(Stored records)
####################
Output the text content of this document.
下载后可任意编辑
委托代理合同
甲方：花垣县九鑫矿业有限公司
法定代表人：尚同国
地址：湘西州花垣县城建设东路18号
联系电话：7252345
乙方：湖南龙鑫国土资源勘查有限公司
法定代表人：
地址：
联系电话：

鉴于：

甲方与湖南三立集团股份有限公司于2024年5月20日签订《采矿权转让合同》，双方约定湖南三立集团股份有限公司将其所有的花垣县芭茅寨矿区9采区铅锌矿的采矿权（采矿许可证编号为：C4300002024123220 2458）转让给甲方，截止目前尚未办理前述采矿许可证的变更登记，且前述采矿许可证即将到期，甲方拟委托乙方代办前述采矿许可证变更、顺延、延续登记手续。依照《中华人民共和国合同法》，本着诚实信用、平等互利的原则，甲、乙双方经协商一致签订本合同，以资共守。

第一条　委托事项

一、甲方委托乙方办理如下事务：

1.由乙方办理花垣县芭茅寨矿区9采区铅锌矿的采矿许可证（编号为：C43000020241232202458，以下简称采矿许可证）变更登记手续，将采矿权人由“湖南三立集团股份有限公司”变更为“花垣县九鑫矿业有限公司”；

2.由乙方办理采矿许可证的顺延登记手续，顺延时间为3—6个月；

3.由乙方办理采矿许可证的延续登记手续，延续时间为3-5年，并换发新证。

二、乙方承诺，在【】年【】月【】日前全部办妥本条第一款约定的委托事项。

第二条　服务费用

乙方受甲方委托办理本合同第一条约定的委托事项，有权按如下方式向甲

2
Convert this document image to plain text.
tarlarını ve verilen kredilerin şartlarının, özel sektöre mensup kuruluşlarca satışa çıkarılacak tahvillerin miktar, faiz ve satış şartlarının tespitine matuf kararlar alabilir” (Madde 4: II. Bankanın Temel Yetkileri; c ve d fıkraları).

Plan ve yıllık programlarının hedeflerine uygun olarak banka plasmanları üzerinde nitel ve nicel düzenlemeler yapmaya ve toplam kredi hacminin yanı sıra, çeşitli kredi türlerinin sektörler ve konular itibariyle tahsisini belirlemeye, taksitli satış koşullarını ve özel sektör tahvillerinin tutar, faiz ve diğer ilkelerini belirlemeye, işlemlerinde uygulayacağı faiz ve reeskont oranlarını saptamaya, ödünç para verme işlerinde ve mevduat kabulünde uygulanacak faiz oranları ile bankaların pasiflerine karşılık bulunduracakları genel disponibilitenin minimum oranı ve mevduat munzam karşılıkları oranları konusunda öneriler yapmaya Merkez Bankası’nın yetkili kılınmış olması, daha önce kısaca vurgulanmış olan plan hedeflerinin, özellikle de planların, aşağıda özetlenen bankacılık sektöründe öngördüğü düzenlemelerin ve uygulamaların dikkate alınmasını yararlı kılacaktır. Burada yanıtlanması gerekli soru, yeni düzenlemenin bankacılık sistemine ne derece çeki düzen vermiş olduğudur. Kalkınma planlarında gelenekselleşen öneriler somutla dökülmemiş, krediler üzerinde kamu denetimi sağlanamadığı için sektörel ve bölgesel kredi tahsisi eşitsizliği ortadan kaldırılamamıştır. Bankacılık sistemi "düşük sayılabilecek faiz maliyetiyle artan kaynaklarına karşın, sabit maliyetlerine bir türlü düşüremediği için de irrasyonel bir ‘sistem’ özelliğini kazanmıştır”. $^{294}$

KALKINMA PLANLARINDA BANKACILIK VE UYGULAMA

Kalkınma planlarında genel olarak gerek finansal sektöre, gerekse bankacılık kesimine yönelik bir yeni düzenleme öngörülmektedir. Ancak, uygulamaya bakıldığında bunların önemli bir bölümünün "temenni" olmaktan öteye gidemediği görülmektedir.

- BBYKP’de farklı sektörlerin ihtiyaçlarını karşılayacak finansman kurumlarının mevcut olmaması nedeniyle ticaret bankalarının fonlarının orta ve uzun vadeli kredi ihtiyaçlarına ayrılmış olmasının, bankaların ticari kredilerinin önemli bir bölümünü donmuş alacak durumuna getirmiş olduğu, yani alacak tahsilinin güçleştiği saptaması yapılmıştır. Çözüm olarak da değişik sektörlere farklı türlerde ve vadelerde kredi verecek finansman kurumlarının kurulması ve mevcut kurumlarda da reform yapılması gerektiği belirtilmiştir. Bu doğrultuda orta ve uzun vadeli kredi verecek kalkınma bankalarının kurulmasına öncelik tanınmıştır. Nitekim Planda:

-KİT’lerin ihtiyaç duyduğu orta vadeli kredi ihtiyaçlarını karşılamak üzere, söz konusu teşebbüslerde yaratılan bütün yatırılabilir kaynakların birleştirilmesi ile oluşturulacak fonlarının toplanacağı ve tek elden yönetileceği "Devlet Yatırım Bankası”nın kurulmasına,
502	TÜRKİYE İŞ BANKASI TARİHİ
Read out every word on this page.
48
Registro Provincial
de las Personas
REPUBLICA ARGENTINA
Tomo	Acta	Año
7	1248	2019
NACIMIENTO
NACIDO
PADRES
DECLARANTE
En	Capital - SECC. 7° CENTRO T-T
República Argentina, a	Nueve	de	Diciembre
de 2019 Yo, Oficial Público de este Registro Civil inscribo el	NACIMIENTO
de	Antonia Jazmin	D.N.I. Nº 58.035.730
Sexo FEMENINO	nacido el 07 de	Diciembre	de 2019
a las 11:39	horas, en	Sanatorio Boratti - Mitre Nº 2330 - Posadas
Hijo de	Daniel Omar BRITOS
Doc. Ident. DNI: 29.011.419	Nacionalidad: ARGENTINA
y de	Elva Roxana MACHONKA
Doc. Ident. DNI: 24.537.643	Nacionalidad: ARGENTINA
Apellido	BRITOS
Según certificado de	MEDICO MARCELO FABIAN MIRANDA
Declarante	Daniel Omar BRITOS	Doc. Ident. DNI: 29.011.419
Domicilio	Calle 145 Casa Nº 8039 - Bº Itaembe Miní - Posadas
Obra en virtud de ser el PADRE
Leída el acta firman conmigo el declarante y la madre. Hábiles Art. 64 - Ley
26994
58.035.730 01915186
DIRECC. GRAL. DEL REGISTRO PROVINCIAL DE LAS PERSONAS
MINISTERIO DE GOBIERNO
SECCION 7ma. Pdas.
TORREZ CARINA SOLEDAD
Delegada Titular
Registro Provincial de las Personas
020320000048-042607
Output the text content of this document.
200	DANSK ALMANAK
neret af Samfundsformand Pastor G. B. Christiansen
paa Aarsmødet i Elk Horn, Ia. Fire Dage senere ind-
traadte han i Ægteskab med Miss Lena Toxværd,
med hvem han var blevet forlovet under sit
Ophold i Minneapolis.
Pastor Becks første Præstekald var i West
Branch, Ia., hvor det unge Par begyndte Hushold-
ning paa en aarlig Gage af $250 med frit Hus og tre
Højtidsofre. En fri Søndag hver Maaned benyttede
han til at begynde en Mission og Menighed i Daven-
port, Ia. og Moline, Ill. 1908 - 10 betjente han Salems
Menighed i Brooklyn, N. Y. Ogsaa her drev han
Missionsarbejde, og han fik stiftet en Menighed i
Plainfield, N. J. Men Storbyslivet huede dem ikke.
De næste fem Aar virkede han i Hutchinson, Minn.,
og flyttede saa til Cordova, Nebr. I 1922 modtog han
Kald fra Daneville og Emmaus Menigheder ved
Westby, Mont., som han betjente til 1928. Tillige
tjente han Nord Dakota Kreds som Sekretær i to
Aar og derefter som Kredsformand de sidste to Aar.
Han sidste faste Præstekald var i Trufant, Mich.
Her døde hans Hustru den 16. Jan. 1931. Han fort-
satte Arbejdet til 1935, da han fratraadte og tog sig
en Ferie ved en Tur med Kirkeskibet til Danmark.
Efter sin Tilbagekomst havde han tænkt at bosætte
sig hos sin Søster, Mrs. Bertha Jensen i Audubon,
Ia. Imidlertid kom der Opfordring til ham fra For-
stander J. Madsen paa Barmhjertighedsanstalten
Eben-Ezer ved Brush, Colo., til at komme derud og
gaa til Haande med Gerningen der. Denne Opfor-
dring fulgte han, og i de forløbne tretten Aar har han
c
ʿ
####################
DESCRIPTION OF THE TASK.
Report every line in the data above in which the word "faiz" appears.

RESULT.
tarlarını ve verilen kredilerin şartlarının, özel sektöre mensup kuruluşlarca satışa çıkarılacak tahvillerin miktar, faiz ve satış şartlarının tespitine matuf kararlar alabilir” (Madde 4: II. Bankanın Temel Yetkileri; c ve d fıkraları).
Plan ve yıllık programlarının hedeflerine uygun olarak banka plasmanları üzerinde nitel ve nicel düzenlemeler yapmaya ve toplam kredi hacminin yanı sıra, çeşitli kredi türlerinin sektörler ve konular itibariyle tahsisini belirlemeye, taksitli satış koşullarını ve özel sektör tahvillerinin tutar, faiz ve diğer ilkelerini belirlemeye, işlemlerinde uygulayacağı faiz ve reeskont oranlarını saptamaya, ödünç para verme işlerinde ve mevduat kabulünde uygulanacak faiz oranları ile bankaların pasiflerine karşılık bulunduracakları genel disponibilitenin minimum oranı ve mevduat munzam karşılıkları oranları konusunda öneriler yapmaya Merkez Bankası’nın yetkili kılınmış olması, daha önce kısaca vurgulanmış olan plan hedeflerinin, özellikle de planların, aşağıda özetlenen bankacılık sektöründe öngördüğü düzenlemelerin ve uygulamaların dikkate alınmasını yararlı kılacaktır. Burada yanıtlanması gerekli soru, yeni düzenlemenin bankacılık sistemine ne derece çeki düzen vermiş olduğudur. Kalkınma planlarında gelenekselleşen öneriler somutla dökülmemiş, krediler üzerinde kamu denetimi sağlanamadığı için sektörel ve bölgesel kredi tahsisi eşitsizliği ortadan kaldırılamamıştır. Bankacılık sistemi "düşük sayılabilecek faiz maliyetiyle artan kaynaklarına karşın, sabit maliyetlerine bir türlü düşüremediği için de irrasyonel bir ‘sistem’ özelliğini kazanmıştır”. $^{294}$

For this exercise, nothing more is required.